* START *

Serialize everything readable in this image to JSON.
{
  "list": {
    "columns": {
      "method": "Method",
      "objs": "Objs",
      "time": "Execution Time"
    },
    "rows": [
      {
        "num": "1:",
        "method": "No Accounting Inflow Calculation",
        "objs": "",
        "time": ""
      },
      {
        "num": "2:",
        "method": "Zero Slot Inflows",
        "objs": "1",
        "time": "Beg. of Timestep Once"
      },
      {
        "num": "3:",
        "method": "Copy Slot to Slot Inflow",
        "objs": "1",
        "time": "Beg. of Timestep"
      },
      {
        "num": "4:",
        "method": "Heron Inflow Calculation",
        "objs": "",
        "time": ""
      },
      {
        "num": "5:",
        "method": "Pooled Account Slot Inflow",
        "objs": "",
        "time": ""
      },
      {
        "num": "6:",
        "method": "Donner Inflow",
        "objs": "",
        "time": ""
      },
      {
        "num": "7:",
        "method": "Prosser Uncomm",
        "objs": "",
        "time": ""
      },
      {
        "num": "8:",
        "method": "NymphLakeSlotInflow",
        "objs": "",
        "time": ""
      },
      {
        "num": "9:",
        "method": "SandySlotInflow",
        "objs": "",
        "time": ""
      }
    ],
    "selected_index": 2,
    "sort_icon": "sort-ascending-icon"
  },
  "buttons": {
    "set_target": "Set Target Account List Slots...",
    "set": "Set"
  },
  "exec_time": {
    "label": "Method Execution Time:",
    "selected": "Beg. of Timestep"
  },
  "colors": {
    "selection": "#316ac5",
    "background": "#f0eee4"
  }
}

* END *

» Problem to work on: Your task is to give the records above again, exactly.

» Finished answer:
Serialize everything readable in this image to JSON.
{
  "list": {
    "columns": {
      "method": "Method",
      "objs": "Objs",
      "time": "Execution Time"
    },
    "rows": [
      {
        "num": "1:",
        "method": "No Accounting Inflow Calculation",
        "objs": "",
        "time": ""
      },
      {
        "num": "2:",
        "method": "Zero Slot Inflows",
        "objs": "1",
        "time": "Beg. of Timestep Once"
      },
      {
        "num": "3:",
        "method": "Copy Slot to Slot Inflow",
        "objs": "1",
        "time": "Beg. of Timestep"
      },
      {
        "num": "4:",
        "method": "Heron Inflow Calculation",
        "objs": "",
        "time": ""
      },
      {
        "num": "5:",
        "method": "Pooled Account Slot Inflow",
        "objs": "",
        "time": ""
      },
      {
        "num": "6:",
        "method": "Donner Inflow",
        "objs": "",
        "time": ""
      },
      {
        "num": "7:",
        "method": "Prosser Uncomm",
        "objs": "",
        "time": ""
      },
      {
        "num": "8:",
        "method": "NymphLakeSlotInflow",
        "objs": "",
        "time": ""
      },
      {
        "num": "9:",
        "method": "SandySlotInflow",
        "objs": "",
        "time": ""
      }
    ],
    "selected_index": 2,
    "sort_icon": "sort-ascending-icon"
  },
  "buttons": {
    "set_target": "Set Target Account List Slots...",
    "set": "Set"
  },
  "exec_time": {
    "label": "Method Execution Time:",
    "selected": "Beg. of Timestep"
  },
  "colors": {
    "selection": "#316ac5",
    "background": "#f0eee4"
  }
}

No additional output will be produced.